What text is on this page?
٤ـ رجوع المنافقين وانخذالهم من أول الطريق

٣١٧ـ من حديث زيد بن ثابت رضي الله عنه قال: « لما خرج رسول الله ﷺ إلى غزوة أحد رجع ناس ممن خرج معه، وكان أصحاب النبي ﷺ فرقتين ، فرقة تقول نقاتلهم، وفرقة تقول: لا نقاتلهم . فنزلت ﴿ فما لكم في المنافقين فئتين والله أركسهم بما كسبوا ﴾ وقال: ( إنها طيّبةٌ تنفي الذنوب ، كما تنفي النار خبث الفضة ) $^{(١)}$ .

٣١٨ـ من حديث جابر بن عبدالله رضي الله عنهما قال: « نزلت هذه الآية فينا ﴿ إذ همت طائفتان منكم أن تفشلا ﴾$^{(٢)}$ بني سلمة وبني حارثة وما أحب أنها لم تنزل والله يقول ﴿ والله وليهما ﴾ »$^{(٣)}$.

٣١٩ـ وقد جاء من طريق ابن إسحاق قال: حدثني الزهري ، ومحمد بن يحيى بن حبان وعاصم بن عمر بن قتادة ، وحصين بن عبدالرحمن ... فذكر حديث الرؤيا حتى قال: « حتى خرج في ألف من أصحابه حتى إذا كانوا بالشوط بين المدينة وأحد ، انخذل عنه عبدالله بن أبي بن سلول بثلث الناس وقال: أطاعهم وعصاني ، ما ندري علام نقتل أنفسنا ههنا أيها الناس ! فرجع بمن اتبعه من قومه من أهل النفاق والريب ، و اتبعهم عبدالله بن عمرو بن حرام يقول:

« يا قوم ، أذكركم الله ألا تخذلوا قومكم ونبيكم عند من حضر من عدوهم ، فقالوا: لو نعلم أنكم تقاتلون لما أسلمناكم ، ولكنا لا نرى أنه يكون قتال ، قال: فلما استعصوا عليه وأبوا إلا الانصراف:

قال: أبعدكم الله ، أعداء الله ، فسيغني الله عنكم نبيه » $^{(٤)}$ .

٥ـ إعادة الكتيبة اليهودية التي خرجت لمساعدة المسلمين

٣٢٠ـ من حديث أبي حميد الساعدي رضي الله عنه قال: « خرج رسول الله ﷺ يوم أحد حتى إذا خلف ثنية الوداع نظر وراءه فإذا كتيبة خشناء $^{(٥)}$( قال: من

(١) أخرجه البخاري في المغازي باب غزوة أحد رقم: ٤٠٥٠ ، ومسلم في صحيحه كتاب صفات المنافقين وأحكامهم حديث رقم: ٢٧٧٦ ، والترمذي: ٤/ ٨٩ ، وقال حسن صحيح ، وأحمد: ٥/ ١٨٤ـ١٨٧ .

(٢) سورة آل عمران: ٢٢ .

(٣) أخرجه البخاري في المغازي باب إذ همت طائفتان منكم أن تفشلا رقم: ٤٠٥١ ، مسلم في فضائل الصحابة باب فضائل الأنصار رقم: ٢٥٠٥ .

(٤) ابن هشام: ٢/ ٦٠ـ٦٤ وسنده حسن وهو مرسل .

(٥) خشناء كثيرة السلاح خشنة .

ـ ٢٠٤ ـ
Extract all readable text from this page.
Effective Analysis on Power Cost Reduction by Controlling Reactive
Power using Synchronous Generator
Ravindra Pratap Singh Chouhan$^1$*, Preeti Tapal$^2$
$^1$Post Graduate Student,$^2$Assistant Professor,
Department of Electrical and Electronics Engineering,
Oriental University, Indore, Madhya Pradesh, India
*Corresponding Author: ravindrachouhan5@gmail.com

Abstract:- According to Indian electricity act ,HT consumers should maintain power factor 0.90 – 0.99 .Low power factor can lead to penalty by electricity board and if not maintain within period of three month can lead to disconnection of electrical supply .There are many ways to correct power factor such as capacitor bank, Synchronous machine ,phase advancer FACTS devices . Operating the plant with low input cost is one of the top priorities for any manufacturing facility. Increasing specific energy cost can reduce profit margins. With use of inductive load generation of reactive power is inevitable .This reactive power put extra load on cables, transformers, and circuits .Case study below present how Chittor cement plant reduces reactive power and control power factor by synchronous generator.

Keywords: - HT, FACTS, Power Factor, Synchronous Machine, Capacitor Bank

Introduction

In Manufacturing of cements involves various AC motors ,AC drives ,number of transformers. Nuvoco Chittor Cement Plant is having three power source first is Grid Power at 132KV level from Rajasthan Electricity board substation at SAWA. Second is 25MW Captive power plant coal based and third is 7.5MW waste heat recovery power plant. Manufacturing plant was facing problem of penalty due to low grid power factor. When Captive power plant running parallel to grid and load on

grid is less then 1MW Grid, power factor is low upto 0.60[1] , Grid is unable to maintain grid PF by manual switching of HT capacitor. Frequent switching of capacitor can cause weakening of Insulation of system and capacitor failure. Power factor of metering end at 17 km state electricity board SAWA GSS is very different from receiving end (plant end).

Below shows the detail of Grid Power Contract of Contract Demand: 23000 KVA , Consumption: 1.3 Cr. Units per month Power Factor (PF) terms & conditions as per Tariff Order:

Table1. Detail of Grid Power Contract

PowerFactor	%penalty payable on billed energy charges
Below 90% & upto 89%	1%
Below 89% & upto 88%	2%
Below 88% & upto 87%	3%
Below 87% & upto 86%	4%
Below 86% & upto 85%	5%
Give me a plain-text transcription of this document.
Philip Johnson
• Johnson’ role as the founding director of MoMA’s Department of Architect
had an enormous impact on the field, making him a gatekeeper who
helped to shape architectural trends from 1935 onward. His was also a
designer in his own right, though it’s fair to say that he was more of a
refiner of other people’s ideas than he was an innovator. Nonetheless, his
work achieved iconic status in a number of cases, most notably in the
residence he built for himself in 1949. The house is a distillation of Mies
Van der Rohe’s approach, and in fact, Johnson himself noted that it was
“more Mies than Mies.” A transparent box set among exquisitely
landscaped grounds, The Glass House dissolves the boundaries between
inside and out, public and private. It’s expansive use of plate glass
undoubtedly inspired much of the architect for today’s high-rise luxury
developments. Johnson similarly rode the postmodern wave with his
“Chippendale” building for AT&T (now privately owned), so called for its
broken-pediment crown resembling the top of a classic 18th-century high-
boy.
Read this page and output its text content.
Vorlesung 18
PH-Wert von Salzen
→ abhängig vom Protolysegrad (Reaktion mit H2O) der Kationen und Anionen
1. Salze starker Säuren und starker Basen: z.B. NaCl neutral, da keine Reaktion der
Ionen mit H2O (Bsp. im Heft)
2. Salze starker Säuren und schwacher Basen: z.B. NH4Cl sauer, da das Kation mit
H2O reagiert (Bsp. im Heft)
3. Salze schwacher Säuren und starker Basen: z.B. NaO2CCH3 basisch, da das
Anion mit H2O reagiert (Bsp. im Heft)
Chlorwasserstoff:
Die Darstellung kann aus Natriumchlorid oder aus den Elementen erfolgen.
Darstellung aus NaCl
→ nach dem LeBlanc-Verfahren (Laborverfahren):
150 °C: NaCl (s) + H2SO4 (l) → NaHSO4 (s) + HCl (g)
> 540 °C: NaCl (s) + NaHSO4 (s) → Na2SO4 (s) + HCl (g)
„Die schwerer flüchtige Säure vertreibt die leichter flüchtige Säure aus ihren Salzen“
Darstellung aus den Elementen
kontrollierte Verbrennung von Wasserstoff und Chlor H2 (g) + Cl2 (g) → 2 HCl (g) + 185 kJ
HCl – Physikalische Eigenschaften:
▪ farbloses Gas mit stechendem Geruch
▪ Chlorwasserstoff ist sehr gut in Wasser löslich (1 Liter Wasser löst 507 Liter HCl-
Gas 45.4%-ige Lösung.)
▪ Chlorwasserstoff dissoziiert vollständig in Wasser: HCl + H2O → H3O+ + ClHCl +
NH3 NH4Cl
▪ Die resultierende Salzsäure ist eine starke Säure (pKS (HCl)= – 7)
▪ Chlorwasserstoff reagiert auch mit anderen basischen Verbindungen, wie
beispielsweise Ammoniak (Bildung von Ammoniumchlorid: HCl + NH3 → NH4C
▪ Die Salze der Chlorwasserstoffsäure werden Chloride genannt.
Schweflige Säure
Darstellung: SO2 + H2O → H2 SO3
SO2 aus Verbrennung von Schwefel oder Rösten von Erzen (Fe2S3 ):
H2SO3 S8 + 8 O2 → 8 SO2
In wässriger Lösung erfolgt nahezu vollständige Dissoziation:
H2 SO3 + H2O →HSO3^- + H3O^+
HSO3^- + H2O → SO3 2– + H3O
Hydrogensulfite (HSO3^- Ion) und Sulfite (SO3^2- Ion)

The problem: Pull every line containing the word "FACTS" out of the entries above.

Answer below:
Abstract:- According to Indian electricity act ,HT consumers should maintain power factor 0.90 – 0.99 .Low power factor can lead to penalty by electricity board and if not maintain within period of three month can lead to disconnection of electrical supply .There are many ways to correct power factor such as capacitor bank, Synchronous machine ,phase advancer FACTS devices . Operating the plant with low input cost is one of the top priorities for any manufacturing facility. Increasing specific energy cost can reduce profit margins. With use of inductive load generation of reactive power is inevitable .This reactive power put extra load on cables, transformers, and circuits .Case study below present how Chittor cement plant reduces reactive power and control power factor by synchronous generator.
Keywords: - HT, FACTS, Power Factor, Synchronous Machine, Capacitor Bank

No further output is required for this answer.